*Request:*
Return the listing below exactly, with the pictures dropped.

*Input material:*
(begin)

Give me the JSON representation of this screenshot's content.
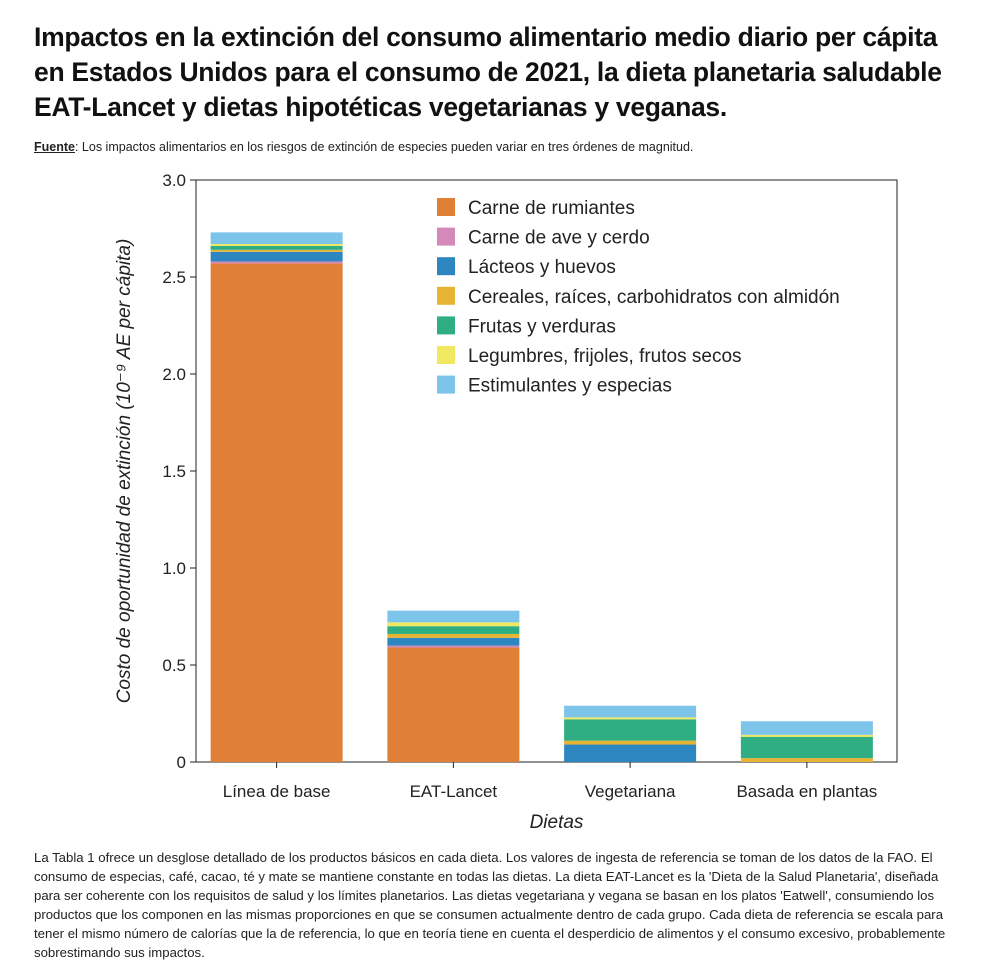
{
  "header": {
    "title": "Impactos en la extinción del consumo alimentario medio diario per cápita en Estados Unidos para el consumo de 2021, la dieta planetaria saludable EAT-Lancet y dietas hipotéticas vegetarianas y veganas.",
    "source_label": "Fuente",
    "source_text": ": Los impactos alimentarios en los riesgos de extinción de especies pueden variar en tres órdenes de magnitud."
  },
  "chart_data": {
    "type": "bar",
    "stacked": true,
    "xlabel": "Dietas",
    "ylabel": "Costo de oportunidad de extinción (10⁻⁹ AE per cápita)",
    "ylim": [
      0,
      3.0
    ],
    "yticks": [
      "0",
      "0.5",
      "1.0",
      "1.5",
      "2.0",
      "2.5",
      "3.0"
    ],
    "legend_position": "top-right",
    "categories": [
      "Línea de base",
      "EAT-Lancet",
      "Vegetariana",
      "Basada en plantas"
    ],
    "series": [
      {
        "name": "Carne de rumiantes",
        "color": "#e07f36",
        "values": [
          2.57,
          0.59,
          0.0,
          0.0
        ]
      },
      {
        "name": "Carne de ave y cerdo",
        "color": "#d48ab8",
        "values": [
          0.01,
          0.01,
          0.0,
          0.0
        ]
      },
      {
        "name": "Lácteos y huevos",
        "color": "#2e86c1",
        "values": [
          0.05,
          0.04,
          0.09,
          0.0
        ]
      },
      {
        "name": "Cereales, raíces, carbohidratos con almidón",
        "color": "#e6b333",
        "values": [
          0.01,
          0.02,
          0.02,
          0.02
        ]
      },
      {
        "name": "Frutas y verduras",
        "color": "#2fae84",
        "values": [
          0.02,
          0.04,
          0.11,
          0.11
        ]
      },
      {
        "name": "Legumbres, frijoles, frutos secos",
        "color": "#f0e860",
        "values": [
          0.01,
          0.02,
          0.01,
          0.01
        ]
      },
      {
        "name": "Estimulantes y especias",
        "color": "#7cc4ea",
        "values": [
          0.06,
          0.06,
          0.06,
          0.07
        ]
      }
    ]
  },
  "caption": "La Tabla 1 ofrece un desglose detallado de los productos básicos en cada dieta. Los valores de ingesta de referencia se toman de los datos de la FAO. El consumo de especias, café, cacao, té y mate se mantiene constante en todas las dietas. La dieta EAT-Lancet es la 'Dieta de la Salud Planetaria', diseñada para ser coherente con los requisitos de salud y los límites planetarios. Las dietas vegetariana y vegana se basan en los platos 'Eatwell', consumiendo los productos que los componen en las mismas proporciones en que se consumen actualmente dentro de cada grupo. Cada dieta de referencia se escala para tener el mismo número de calorías que la de referencia, lo que en teoría tiene en cuenta el desperdicio de alimentos y el consumo excesivo, probablemente sobrestimando sus impactos."
}
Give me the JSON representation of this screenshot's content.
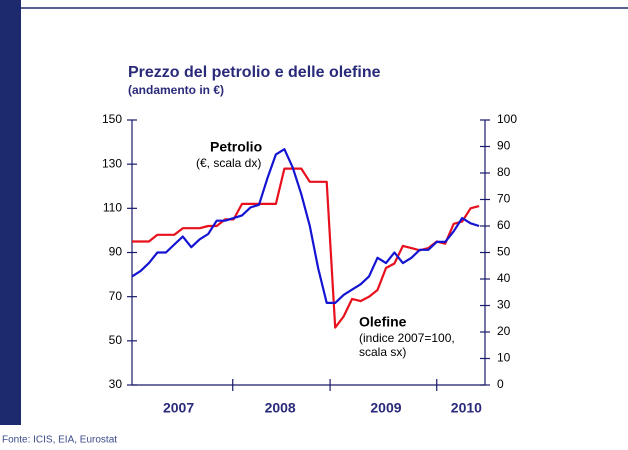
{
  "chart_data": {
    "type": "line",
    "title": "Prezzo del petrolio e delle olefine",
    "subtitle": "(andamento in €)",
    "source": "Fonte: ICIS, EIA, Eurostat",
    "x": [
      0,
      1,
      2,
      3,
      4,
      5,
      6,
      7,
      8,
      9,
      10,
      11,
      12,
      13,
      14,
      15,
      16,
      17,
      18,
      19,
      20,
      21,
      22,
      23,
      24,
      25,
      26,
      27,
      28,
      29,
      30,
      31,
      32,
      33,
      34,
      35,
      36,
      37,
      38,
      39,
      40,
      41
    ],
    "xlim": [
      0,
      41.7
    ],
    "xticks": [
      {
        "value": 5.5,
        "label": "2007"
      },
      {
        "value": 17.5,
        "label": "2008"
      },
      {
        "value": 30,
        "label": "2009"
      },
      {
        "value": 39.5,
        "label": "2010"
      }
    ],
    "year_boundaries": [
      11.9,
      23.4,
      36
    ],
    "ylim": [
      30,
      150
    ],
    "yticks": [
      30,
      50,
      70,
      90,
      110,
      130,
      150
    ],
    "y2lim": [
      0,
      100
    ],
    "y2ticks": [
      0,
      10,
      20,
      30,
      40,
      50,
      60,
      70,
      80,
      90,
      100
    ],
    "series": [
      {
        "name": "Olefine",
        "color": "#e8101c",
        "axis": "y",
        "values": [
          95,
          95,
          95,
          98,
          98,
          98,
          101,
          101,
          101,
          102,
          102,
          105,
          105,
          112,
          112,
          112,
          112,
          112,
          128,
          128,
          128,
          122,
          122,
          122,
          56,
          61,
          69,
          68,
          70,
          73,
          83,
          85,
          93,
          92,
          91,
          92,
          95,
          94,
          103,
          104,
          110,
          111
        ]
      },
      {
        "name": "Petrolio",
        "color": "#1414d2",
        "axis": "y2",
        "values": [
          41,
          43,
          46,
          50,
          50,
          53,
          56,
          52,
          55,
          57,
          62,
          62,
          63,
          64,
          67,
          68,
          78,
          87,
          89,
          82,
          72,
          60,
          44,
          31,
          31,
          34,
          36,
          38,
          41,
          48,
          46,
          50,
          46,
          48,
          51,
          51,
          54,
          54,
          58,
          63,
          61,
          60
        ]
      }
    ],
    "annotations": [
      {
        "title": "Petrolio",
        "lines": [
          "(€, scala dx)"
        ]
      },
      {
        "title": "Olefine",
        "lines": [
          "(indice 2007=100,",
          "scala sx)"
        ]
      }
    ]
  }
}
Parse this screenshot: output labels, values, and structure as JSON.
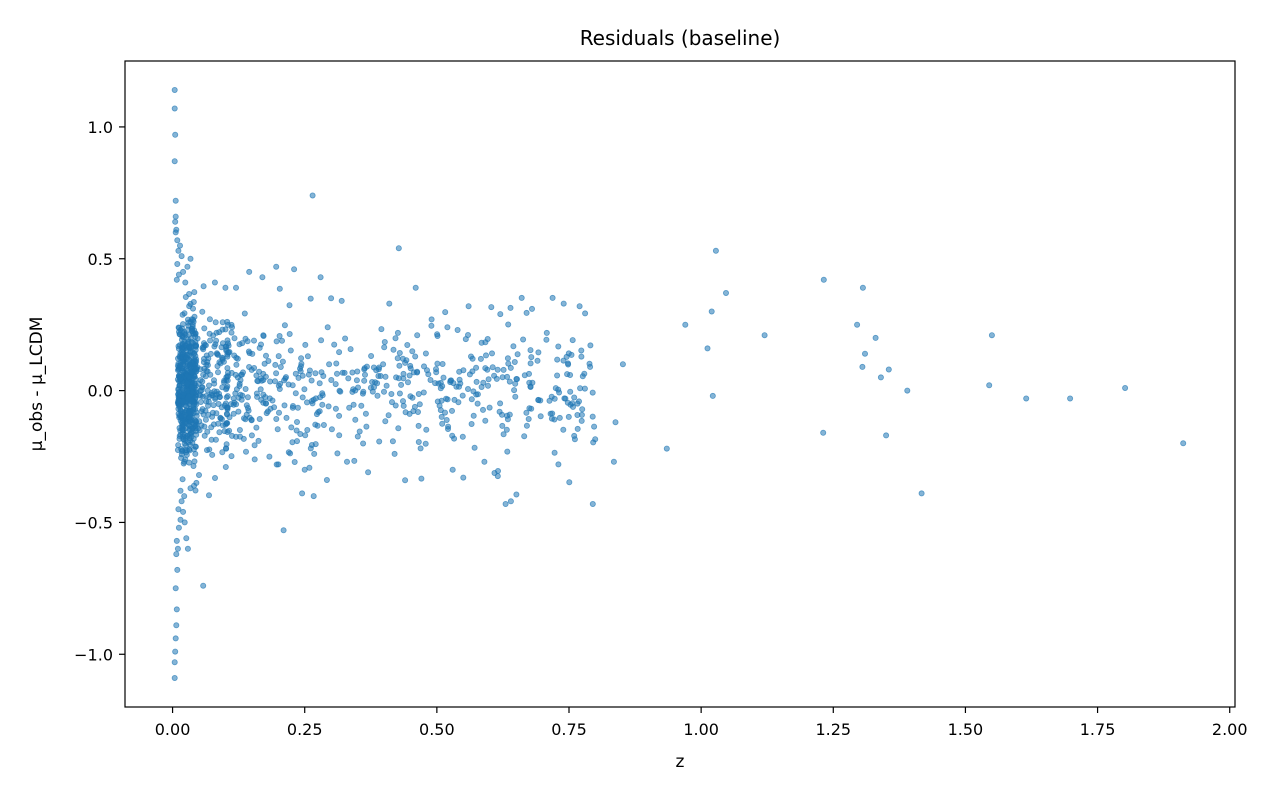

(end)

*Response to the exercise:*
Give me the JSON representation of this screenshot's content.
{
  "header": {
    "title": "Impactos en la extinción del consumo alimentario medio diario per cápita en Estados Unidos para el consumo de 2021, la dieta planetaria saludable EAT-Lancet y dietas hipotéticas vegetarianas y veganas.",
    "source_label": "Fuente",
    "source_text": ": Los impactos alimentarios en los riesgos de extinción de especies pueden variar en tres órdenes de magnitud."
  },
  "chart_data": {
    "type": "bar",
    "stacked": true,
    "xlabel": "Dietas",
    "ylabel": "Costo de oportunidad de extinción (10⁻⁹ AE per cápita)",
    "ylim": [
      0,
      3.0
    ],
    "yticks": [
      "0",
      "0.5",
      "1.0",
      "1.5",
      "2.0",
      "2.5",
      "3.0"
    ],
    "legend_position": "top-right",
    "categories": [
      "Línea de base",
      "EAT-Lancet",
      "Vegetariana",
      "Basada en plantas"
    ],
    "series": [
      {
        "name": "Carne de rumiantes",
        "color": "#e07f36",
        "values": [
          2.57,
          0.59,
          0.0,
          0.0
        ]
      },
      {
        "name": "Carne de ave y cerdo",
        "color": "#d48ab8",
        "values": [
          0.01,
          0.01,
          0.0,
          0.0
        ]
      },
      {
        "name": "Lácteos y huevos",
        "color": "#2e86c1",
        "values": [
          0.05,
          0.04,
          0.09,
          0.0
        ]
      },
      {
        "name": "Cereales, raíces, carbohidratos con almidón",
        "color": "#e6b333",
        "values": [
          0.01,
          0.02,
          0.02,
          0.02
        ]
      },
      {
        "name": "Frutas y verduras",
        "color": "#2fae84",
        "values": [
          0.02,
          0.04,
          0.11,
          0.11
        ]
      },
      {
        "name": "Legumbres, frijoles, frutos secos",
        "color": "#f0e860",
        "values": [
          0.01,
          0.02,
          0.01,
          0.01
        ]
      },
      {
        "name": "Estimulantes y especias",
        "color": "#7cc4ea",
        "values": [
          0.06,
          0.06,
          0.06,
          0.07
        ]
      }
    ]
  },
  "caption": "La Tabla 1 ofrece un desglose detallado de los productos básicos en cada dieta. Los valores de ingesta de referencia se toman de los datos de la FAO. El consumo de especias, café, cacao, té y mate se mantiene constante en todas las dietas. La dieta EAT-Lancet es la 'Dieta de la Salud Planetaria', diseñada para ser coherente con los requisitos de salud y los límites planetarios. Las dietas vegetariana y vegana se basan en los platos 'Eatwell', consumiendo los productos que los componen en las mismas proporciones en que se consumen actualmente dentro de cada grupo. Cada dieta de referencia se escala para tener el mismo número de calorías que la de referencia, lo que en teoría tiene en cuenta el desperdicio de alimentos y el consumo excesivo, probablemente sobrestimando sus impactos."
}
Give me the JSON representation of this screenshot's content.
{
  "chart_data": {
    "type": "line",
    "title": "Prezzo del petrolio e delle olefine",
    "subtitle": "(andamento in €)",
    "source": "Fonte: ICIS, EIA, Eurostat",
    "x": [
      0,
      1,
      2,
      3,
      4,
      5,
      6,
      7,
      8,
      9,
      10,
      11,
      12,
      13,
      14,
      15,
      16,
      17,
      18,
      19,
      20,
      21,
      22,
      23,
      24,
      25,
      26,
      27,
      28,
      29,
      30,
      31,
      32,
      33,
      34,
      35,
      36,
      37,
      38,
      39,
      40,
      41
    ],
    "xlim": [
      0,
      41.7
    ],
    "xticks": [
      {
        "value": 5.5,
        "label": "2007"
      },
      {
        "value": 17.5,
        "label": "2008"
      },
      {
        "value": 30,
        "label": "2009"
      },
      {
        "value": 39.5,
        "label": "2010"
      }
    ],
    "year_boundaries": [
      11.9,
      23.4,
      36
    ],
    "ylim": [
      30,
      150
    ],
    "yticks": [
      30,
      50,
      70,
      90,
      110,
      130,
      150
    ],
    "y2lim": [
      0,
      100
    ],
    "y2ticks": [
      0,
      10,
      20,
      30,
      40,
      50,
      60,
      70,
      80,
      90,
      100
    ],
    "series": [
      {
        "name": "Olefine",
        "color": "#e8101c",
        "axis": "y",
        "values": [
          95,
          95,
          95,
          98,
          98,
          98,
          101,
          101,
          101,
          102,
          102,
          105,
          105,
          112,
          112,
          112,
          112,
          112,
          128,
          128,
          128,
          122,
          122,
          122,
          56,
          61,
          69,
          68,
          70,
          73,
          83,
          85,
          93,
          92,
          91,
          92,
          95,
          94,
          103,
          104,
          110,
          111
        ]
      },
      {
        "name": "Petrolio",
        "color": "#1414d2",
        "axis": "y2",
        "values": [
          41,
          43,
          46,
          50,
          50,
          53,
          56,
          52,
          55,
          57,
          62,
          62,
          63,
          64,
          67,
          68,
          78,
          87,
          89,
          82,
          72,
          60,
          44,
          31,
          31,
          34,
          36,
          38,
          41,
          48,
          46,
          50,
          46,
          48,
          51,
          51,
          54,
          54,
          58,
          63,
          61,
          60
        ]
      }
    ],
    "annotations": [
      {
        "title": "Petrolio",
        "lines": [
          "(€, scala dx)"
        ]
      },
      {
        "title": "Olefine",
        "lines": [
          "(indice 2007=100,",
          "scala sx)"
        ]
      }
    ]
  }
}
Parse this screenshot: output labels, values, and structure as JSON.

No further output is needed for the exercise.